What is needed:
Pictures within the data are to be left out; everything else must be reproduced exactly.
********
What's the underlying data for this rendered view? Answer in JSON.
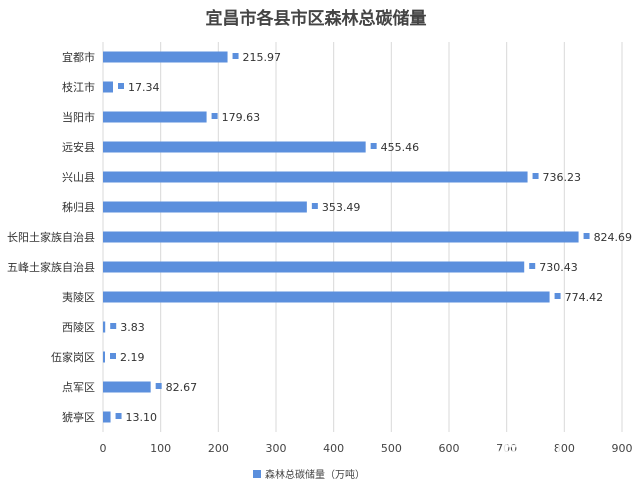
{
  "chart_data": {
    "type": "bar",
    "orientation": "horizontal",
    "title": "宜昌市各县市区森林总碳储量",
    "categories": [
      "宜都市",
      "枝江市",
      "当阳市",
      "远安县",
      "兴山县",
      "秭归县",
      "长阳土家族自治县",
      "五峰土家族自治县",
      "夷陵区",
      "西陵区",
      "伍家岗区",
      "点军区",
      "猇亭区"
    ],
    "series": [
      {
        "name": "森林总碳储量（万吨）",
        "values": [
          215.97,
          17.34,
          179.63,
          455.46,
          736.23,
          353.49,
          824.69,
          730.43,
          774.42,
          3.83,
          2.19,
          82.67,
          13.1
        ],
        "labels": [
          "215.97",
          "17.34",
          "179.63",
          "455.46",
          "736.23",
          "353.49",
          "824.69",
          "730.43",
          "774.42",
          "3.83",
          "2.19",
          "82.67",
          "13.10"
        ]
      }
    ],
    "xlim": [
      0,
      900
    ],
    "xticks": [
      0,
      100,
      200,
      300,
      400,
      500,
      600,
      700,
      800,
      900
    ],
    "grid": true,
    "legend_position": "bottom",
    "colors": {
      "bar": "#5b8fdd",
      "grid": "#d9d9d9"
    }
  },
  "watermark": "長江雲"
}
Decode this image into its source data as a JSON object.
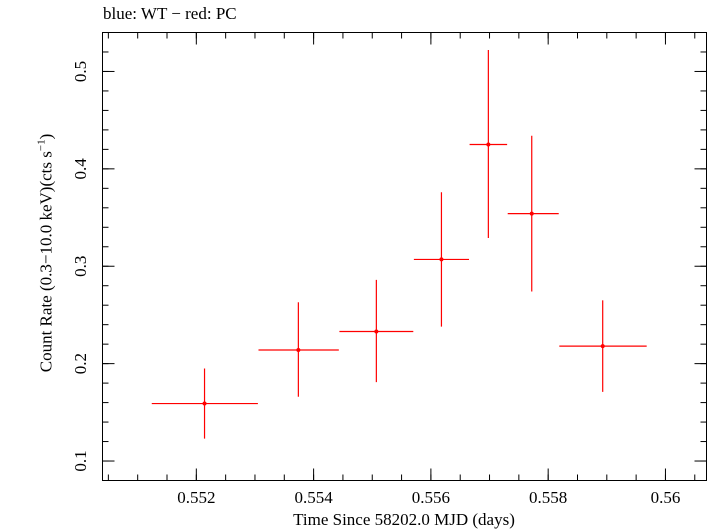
{
  "chart_data": {
    "type": "scatter",
    "title": "blue: WT − red: PC",
    "xlabel": "Time Since 58202.0 MJD (days)",
    "ylabel": {
      "prefix": "Count Rate (0.3−10.0 keV)(cts s",
      "superscript": "−1",
      "suffix": ")"
    },
    "xlim": [
      0.5504,
      0.5607
    ],
    "ylim": [
      0.08,
      0.54
    ],
    "x_ticks": [
      {
        "value": 0.552,
        "label": "0.552"
      },
      {
        "value": 0.554,
        "label": "0.554"
      },
      {
        "value": 0.556,
        "label": "0.556"
      },
      {
        "value": 0.558,
        "label": "0.558"
      },
      {
        "value": 0.56,
        "label": "0.56"
      }
    ],
    "x_minor_step": 0.0005,
    "y_ticks": [
      {
        "value": 0.1,
        "label": "0.1"
      },
      {
        "value": 0.2,
        "label": "0.2"
      },
      {
        "value": 0.3,
        "label": "0.3"
      },
      {
        "value": 0.4,
        "label": "0.4"
      },
      {
        "value": 0.5,
        "label": "0.5"
      }
    ],
    "y_minor_step": 0.02,
    "grid": false,
    "series": [
      {
        "name": "PC",
        "color": "#ff0000",
        "points": [
          {
            "x": 0.55214,
            "xmin": 0.55124,
            "xmax": 0.55305,
            "y": 0.159,
            "ylo": 0.123,
            "yhi": 0.195
          },
          {
            "x": 0.55374,
            "xmin": 0.55306,
            "xmax": 0.55443,
            "y": 0.214,
            "ylo": 0.166,
            "yhi": 0.263
          },
          {
            "x": 0.55507,
            "xmin": 0.55444,
            "xmax": 0.5557,
            "y": 0.233,
            "ylo": 0.181,
            "yhi": 0.286
          },
          {
            "x": 0.55618,
            "xmin": 0.55571,
            "xmax": 0.55665,
            "y": 0.307,
            "ylo": 0.238,
            "yhi": 0.376
          },
          {
            "x": 0.55698,
            "xmin": 0.55666,
            "xmax": 0.5573,
            "y": 0.425,
            "ylo": 0.329,
            "yhi": 0.522
          },
          {
            "x": 0.55772,
            "xmin": 0.55731,
            "xmax": 0.55818,
            "y": 0.354,
            "ylo": 0.274,
            "yhi": 0.434
          },
          {
            "x": 0.55893,
            "xmin": 0.55819,
            "xmax": 0.55968,
            "y": 0.218,
            "ylo": 0.171,
            "yhi": 0.265
          }
        ]
      }
    ]
  }
}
********
In response:
What's the underlying data for this rendered view? Answer in JSON.
{
  "chart_data": {
    "type": "bar",
    "orientation": "horizontal",
    "title": "宜昌市各县市区森林总碳储量",
    "categories": [
      "宜都市",
      "枝江市",
      "当阳市",
      "远安县",
      "兴山县",
      "秭归县",
      "长阳土家族自治县",
      "五峰土家族自治县",
      "夷陵区",
      "西陵区",
      "伍家岗区",
      "点军区",
      "猇亭区"
    ],
    "series": [
      {
        "name": "森林总碳储量（万吨）",
        "values": [
          215.97,
          17.34,
          179.63,
          455.46,
          736.23,
          353.49,
          824.69,
          730.43,
          774.42,
          3.83,
          2.19,
          82.67,
          13.1
        ],
        "labels": [
          "215.97",
          "17.34",
          "179.63",
          "455.46",
          "736.23",
          "353.49",
          "824.69",
          "730.43",
          "774.42",
          "3.83",
          "2.19",
          "82.67",
          "13.10"
        ]
      }
    ],
    "xlim": [
      0,
      900
    ],
    "xticks": [
      0,
      100,
      200,
      300,
      400,
      500,
      600,
      700,
      800,
      900
    ],
    "grid": true,
    "legend_position": "bottom",
    "colors": {
      "bar": "#5b8fdd",
      "grid": "#d9d9d9"
    }
  },
  "watermark": "長江雲"
}
Decode this image into its source data as a JSON object.
{
  "chart_data": {
    "type": "scatter",
    "title": "blue: WT − red: PC",
    "xlabel": "Time Since 58202.0 MJD (days)",
    "ylabel": {
      "prefix": "Count Rate (0.3−10.0 keV)(cts s",
      "superscript": "−1",
      "suffix": ")"
    },
    "xlim": [
      0.5504,
      0.5607
    ],
    "ylim": [
      0.08,
      0.54
    ],
    "x_ticks": [
      {
        "value": 0.552,
        "label": "0.552"
      },
      {
        "value": 0.554,
        "label": "0.554"
      },
      {
        "value": 0.556,
        "label": "0.556"
      },
      {
        "value": 0.558,
        "label": "0.558"
      },
      {
        "value": 0.56,
        "label": "0.56"
      }
    ],
    "x_minor_step": 0.0005,
    "y_ticks": [
      {
        "value": 0.1,
        "label": "0.1"
      },
      {
        "value": 0.2,
        "label": "0.2"
      },
      {
        "value": 0.3,
        "label": "0.3"
      },
      {
        "value": 0.4,
        "label": "0.4"
      },
      {
        "value": 0.5,
        "label": "0.5"
      }
    ],
    "y_minor_step": 0.02,
    "grid": false,
    "series": [
      {
        "name": "PC",
        "color": "#ff0000",
        "points": [
          {
            "x": 0.55214,
            "xmin": 0.55124,
            "xmax": 0.55305,
            "y": 0.159,
            "ylo": 0.123,
            "yhi": 0.195
          },
          {
            "x": 0.55374,
            "xmin": 0.55306,
            "xmax": 0.55443,
            "y": 0.214,
            "ylo": 0.166,
            "yhi": 0.263
          },
          {
            "x": 0.55507,
            "xmin": 0.55444,
            "xmax": 0.5557,
            "y": 0.233,
            "ylo": 0.181,
            "yhi": 0.286
          },
          {
            "x": 0.55618,
            "xmin": 0.55571,
            "xmax": 0.55665,
            "y": 0.307,
            "ylo": 0.238,
            "yhi": 0.376
          },
          {
            "x": 0.55698,
            "xmin": 0.55666,
            "xmax": 0.5573,
            "y": 0.425,
            "ylo": 0.329,
            "yhi": 0.522
          },
          {
            "x": 0.55772,
            "xmin": 0.55731,
            "xmax": 0.55818,
            "y": 0.354,
            "ylo": 0.274,
            "yhi": 0.434
          },
          {
            "x": 0.55893,
            "xmin": 0.55819,
            "xmax": 0.55968,
            "y": 0.218,
            "ylo": 0.171,
            "yhi": 0.265
          }
        ]
      }
    ]
  }
}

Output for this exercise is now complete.